» **INSTRUCTION**
Extract each line of the records below that contains the word "Teams".

++++ MATERIAL ++++

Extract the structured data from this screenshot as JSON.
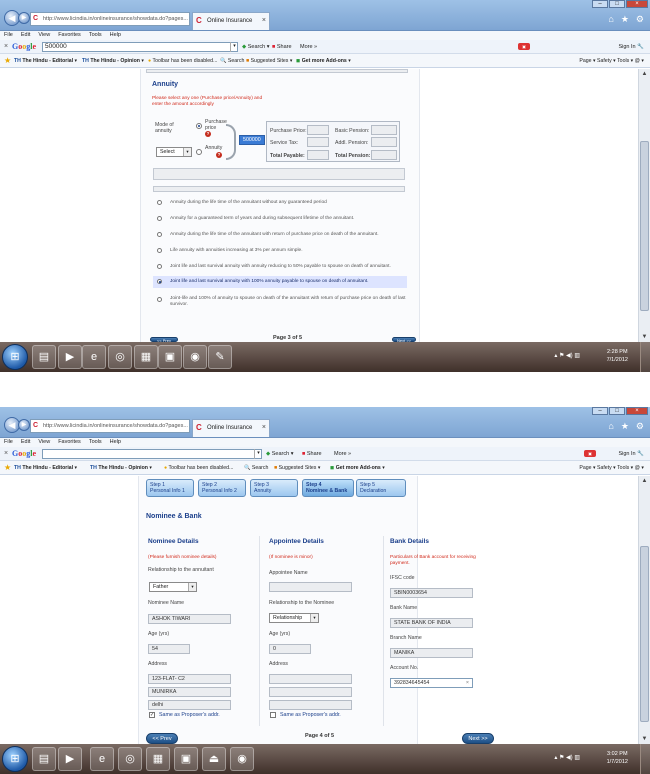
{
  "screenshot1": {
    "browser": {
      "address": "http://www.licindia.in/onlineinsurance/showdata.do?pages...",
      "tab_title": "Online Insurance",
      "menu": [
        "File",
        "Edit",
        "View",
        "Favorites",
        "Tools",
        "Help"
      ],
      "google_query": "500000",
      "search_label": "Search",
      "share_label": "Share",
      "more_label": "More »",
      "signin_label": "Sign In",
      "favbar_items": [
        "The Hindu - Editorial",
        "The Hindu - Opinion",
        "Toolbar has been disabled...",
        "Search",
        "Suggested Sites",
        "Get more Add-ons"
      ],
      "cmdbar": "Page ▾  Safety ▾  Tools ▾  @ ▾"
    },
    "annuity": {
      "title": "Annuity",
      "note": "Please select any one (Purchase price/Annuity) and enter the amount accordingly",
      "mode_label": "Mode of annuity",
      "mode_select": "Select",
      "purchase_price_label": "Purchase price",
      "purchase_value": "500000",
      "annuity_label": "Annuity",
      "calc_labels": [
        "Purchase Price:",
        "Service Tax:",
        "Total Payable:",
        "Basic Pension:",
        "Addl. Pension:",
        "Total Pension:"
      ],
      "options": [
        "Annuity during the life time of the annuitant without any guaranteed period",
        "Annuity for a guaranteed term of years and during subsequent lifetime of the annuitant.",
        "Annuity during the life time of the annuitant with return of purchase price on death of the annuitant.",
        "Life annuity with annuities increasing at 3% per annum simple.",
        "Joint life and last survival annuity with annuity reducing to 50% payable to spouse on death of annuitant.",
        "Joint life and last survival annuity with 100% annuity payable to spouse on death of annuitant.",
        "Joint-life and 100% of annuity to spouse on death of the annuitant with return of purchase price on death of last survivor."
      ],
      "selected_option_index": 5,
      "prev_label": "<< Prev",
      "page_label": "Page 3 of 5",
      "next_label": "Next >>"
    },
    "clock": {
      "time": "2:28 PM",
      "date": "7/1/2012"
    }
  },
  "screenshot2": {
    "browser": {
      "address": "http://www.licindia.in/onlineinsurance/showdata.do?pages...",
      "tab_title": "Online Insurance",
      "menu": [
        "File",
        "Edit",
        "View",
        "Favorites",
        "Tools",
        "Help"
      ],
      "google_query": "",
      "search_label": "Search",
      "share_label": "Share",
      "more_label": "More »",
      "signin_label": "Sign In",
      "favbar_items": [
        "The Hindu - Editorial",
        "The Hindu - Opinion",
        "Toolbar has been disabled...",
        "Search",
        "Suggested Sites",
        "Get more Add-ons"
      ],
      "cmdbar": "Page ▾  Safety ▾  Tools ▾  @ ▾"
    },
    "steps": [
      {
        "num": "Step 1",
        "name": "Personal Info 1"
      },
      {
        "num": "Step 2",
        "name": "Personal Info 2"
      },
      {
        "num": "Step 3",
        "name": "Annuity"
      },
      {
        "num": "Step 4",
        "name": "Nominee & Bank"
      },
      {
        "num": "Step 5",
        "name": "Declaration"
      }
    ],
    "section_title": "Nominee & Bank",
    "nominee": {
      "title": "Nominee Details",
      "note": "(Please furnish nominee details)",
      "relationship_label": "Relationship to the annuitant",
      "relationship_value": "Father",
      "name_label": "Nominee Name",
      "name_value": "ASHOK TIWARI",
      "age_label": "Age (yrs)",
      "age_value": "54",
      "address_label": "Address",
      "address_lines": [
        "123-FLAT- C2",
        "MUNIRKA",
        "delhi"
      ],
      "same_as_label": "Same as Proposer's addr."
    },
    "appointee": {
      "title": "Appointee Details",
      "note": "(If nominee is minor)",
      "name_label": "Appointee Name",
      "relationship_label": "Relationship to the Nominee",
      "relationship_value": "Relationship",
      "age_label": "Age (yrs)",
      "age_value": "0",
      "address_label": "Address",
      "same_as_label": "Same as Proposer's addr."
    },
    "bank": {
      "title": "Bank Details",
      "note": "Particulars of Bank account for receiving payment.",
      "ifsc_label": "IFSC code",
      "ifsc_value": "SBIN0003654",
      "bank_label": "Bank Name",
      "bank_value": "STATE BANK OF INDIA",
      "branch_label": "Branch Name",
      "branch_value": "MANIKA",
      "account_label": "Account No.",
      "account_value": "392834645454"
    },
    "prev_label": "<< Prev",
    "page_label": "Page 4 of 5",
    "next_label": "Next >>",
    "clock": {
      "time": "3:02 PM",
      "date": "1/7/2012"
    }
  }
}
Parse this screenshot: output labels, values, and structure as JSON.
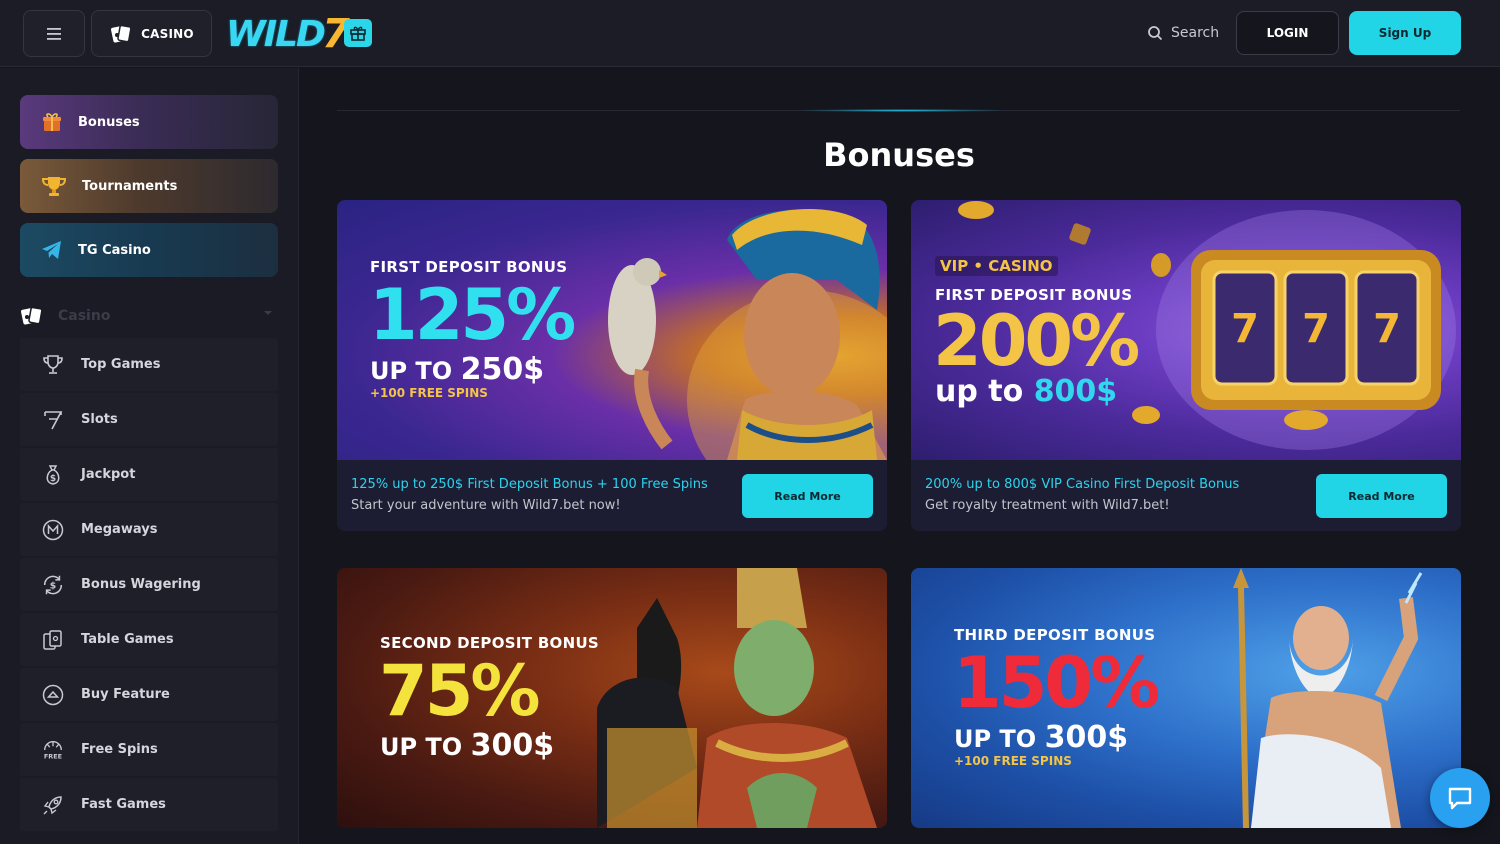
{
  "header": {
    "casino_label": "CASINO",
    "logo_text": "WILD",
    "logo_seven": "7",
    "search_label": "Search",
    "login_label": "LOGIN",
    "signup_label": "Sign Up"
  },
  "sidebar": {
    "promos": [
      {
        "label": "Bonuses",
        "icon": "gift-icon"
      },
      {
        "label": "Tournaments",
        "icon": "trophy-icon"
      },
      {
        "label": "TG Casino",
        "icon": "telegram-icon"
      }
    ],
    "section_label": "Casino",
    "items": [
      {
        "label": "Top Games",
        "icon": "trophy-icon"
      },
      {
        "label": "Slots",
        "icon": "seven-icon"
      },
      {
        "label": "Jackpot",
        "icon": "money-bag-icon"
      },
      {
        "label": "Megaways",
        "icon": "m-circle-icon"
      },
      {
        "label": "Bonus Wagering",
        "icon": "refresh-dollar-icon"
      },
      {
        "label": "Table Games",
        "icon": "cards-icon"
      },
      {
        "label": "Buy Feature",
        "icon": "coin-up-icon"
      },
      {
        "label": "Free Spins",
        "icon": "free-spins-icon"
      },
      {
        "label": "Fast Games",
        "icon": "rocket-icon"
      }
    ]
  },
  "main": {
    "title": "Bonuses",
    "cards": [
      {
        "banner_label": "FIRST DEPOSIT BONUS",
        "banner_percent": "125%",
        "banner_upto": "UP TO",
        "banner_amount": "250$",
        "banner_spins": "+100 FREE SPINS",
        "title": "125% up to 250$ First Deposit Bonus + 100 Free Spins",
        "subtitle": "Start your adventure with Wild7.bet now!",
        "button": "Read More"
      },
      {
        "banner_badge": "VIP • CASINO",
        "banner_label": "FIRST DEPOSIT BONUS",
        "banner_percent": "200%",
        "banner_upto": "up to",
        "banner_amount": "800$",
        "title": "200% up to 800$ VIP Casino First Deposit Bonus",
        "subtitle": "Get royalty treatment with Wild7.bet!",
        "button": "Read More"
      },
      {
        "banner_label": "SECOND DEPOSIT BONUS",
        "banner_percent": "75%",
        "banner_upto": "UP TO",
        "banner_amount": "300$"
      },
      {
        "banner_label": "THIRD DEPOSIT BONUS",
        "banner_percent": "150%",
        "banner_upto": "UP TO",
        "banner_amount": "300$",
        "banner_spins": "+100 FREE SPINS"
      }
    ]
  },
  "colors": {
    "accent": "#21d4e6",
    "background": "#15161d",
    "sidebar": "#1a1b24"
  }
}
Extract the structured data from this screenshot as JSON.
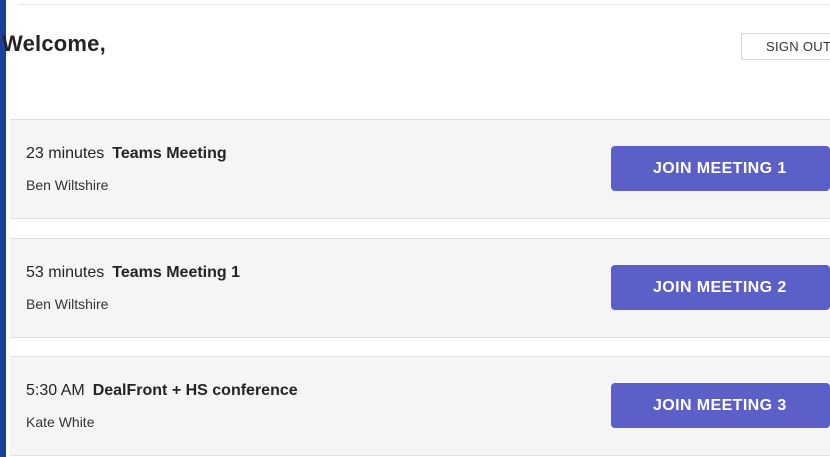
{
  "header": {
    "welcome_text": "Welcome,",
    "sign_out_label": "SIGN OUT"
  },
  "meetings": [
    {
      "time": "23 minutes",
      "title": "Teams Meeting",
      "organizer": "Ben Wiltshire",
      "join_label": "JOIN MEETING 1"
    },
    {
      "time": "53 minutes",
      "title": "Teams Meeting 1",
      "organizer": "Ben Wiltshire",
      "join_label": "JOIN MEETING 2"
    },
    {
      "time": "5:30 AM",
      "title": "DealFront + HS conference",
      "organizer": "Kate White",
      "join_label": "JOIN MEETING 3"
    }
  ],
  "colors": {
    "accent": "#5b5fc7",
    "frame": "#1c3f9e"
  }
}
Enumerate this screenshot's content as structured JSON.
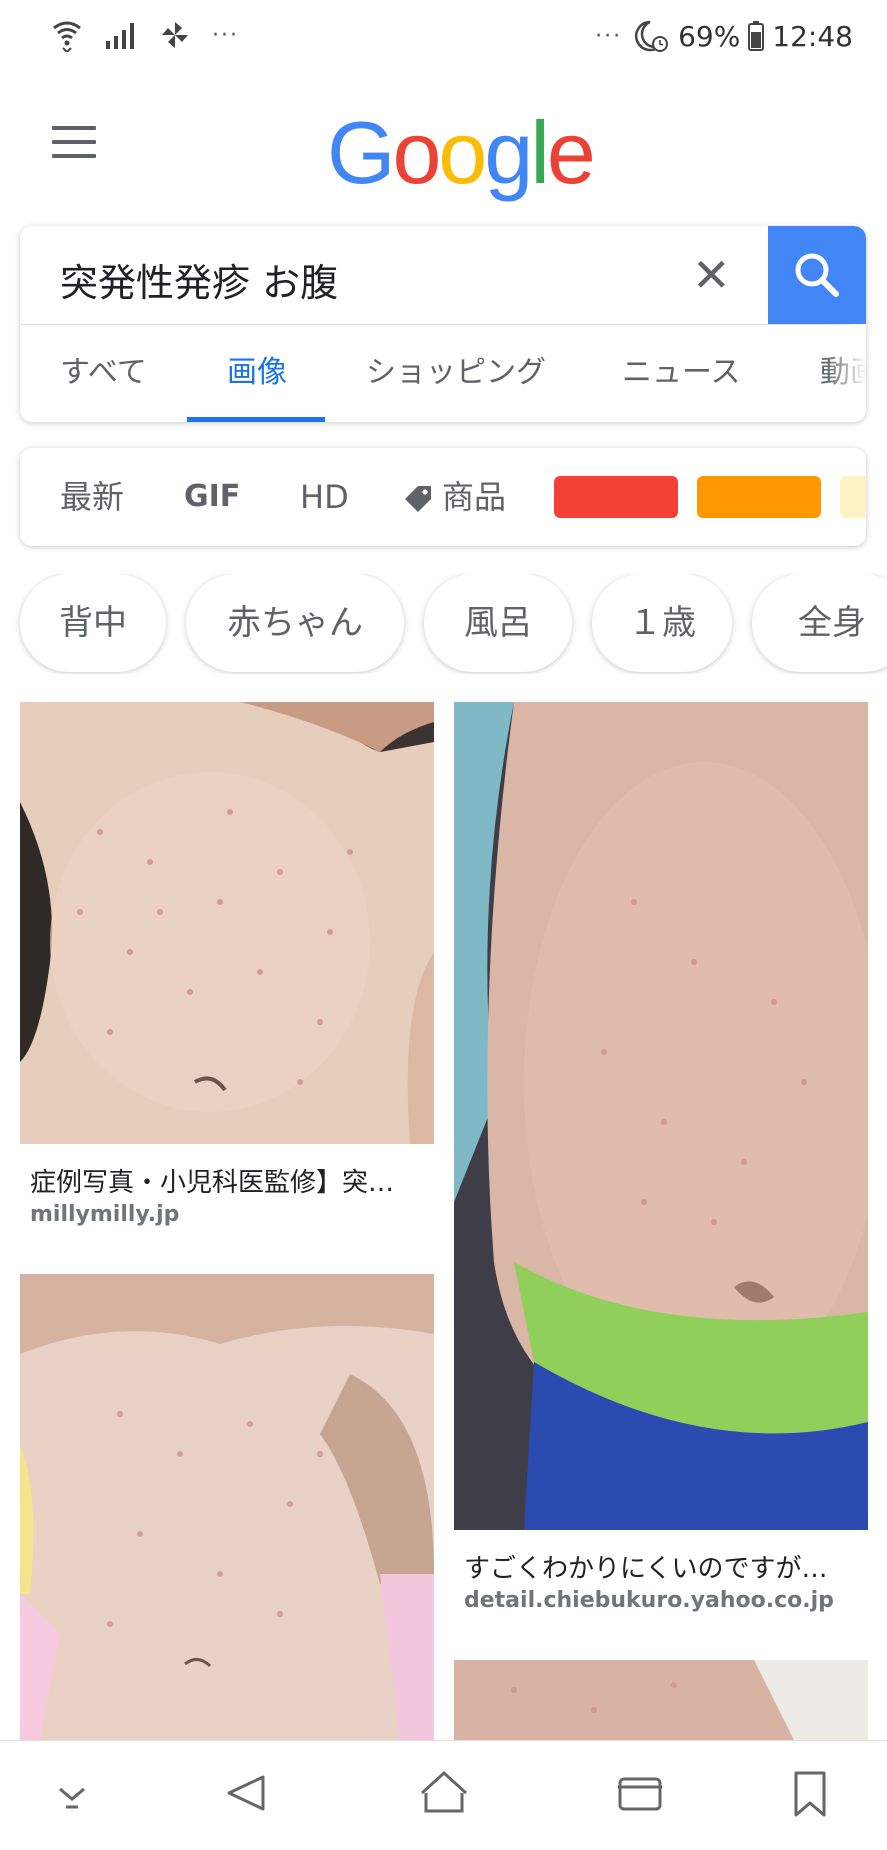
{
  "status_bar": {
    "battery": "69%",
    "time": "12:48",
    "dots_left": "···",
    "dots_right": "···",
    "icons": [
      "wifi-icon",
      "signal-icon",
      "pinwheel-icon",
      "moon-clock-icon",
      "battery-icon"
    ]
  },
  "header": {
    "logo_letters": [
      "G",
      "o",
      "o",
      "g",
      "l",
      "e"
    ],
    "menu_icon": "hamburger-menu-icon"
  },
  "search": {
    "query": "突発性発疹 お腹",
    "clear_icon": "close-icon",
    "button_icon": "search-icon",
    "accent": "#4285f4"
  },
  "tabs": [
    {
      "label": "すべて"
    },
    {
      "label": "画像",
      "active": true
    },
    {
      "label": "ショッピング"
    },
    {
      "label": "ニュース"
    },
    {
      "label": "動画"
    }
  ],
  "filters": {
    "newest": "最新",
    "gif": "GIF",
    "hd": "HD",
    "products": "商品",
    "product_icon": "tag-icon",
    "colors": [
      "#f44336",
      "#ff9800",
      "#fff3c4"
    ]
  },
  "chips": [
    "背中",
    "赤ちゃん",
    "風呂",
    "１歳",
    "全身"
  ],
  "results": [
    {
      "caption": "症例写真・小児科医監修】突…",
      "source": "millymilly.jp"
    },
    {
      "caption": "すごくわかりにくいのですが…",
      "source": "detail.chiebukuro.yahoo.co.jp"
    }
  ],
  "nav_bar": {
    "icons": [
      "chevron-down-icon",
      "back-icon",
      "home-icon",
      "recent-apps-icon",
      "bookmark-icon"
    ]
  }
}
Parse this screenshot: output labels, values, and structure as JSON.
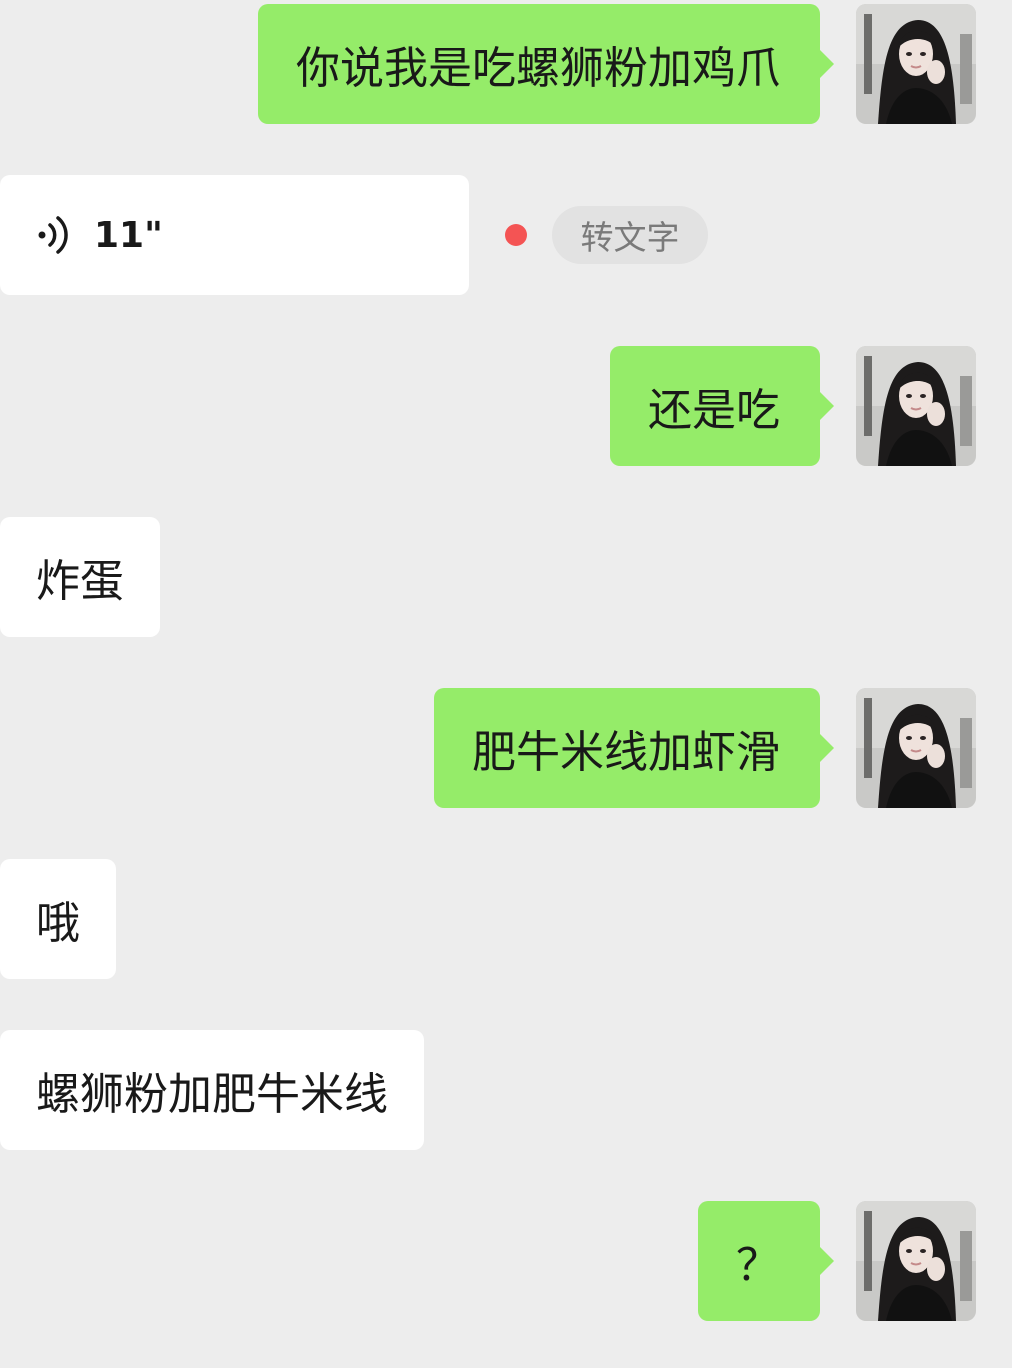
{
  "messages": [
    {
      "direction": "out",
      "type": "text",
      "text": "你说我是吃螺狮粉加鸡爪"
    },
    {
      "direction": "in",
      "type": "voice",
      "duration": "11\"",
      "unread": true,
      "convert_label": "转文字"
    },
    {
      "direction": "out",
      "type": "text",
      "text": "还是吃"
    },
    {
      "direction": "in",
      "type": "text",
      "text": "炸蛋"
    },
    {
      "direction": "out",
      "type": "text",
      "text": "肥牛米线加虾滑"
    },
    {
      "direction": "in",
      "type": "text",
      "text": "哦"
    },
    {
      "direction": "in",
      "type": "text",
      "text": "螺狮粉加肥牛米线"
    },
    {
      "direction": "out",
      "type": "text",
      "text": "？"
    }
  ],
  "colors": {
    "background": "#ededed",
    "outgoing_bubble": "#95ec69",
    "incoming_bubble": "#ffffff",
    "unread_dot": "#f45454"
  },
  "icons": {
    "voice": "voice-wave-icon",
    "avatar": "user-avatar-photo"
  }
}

++++

» **OUTPUT OF THE TASK**
      "title": "Teams Meeting",
      "title": "Teams Meeting 1",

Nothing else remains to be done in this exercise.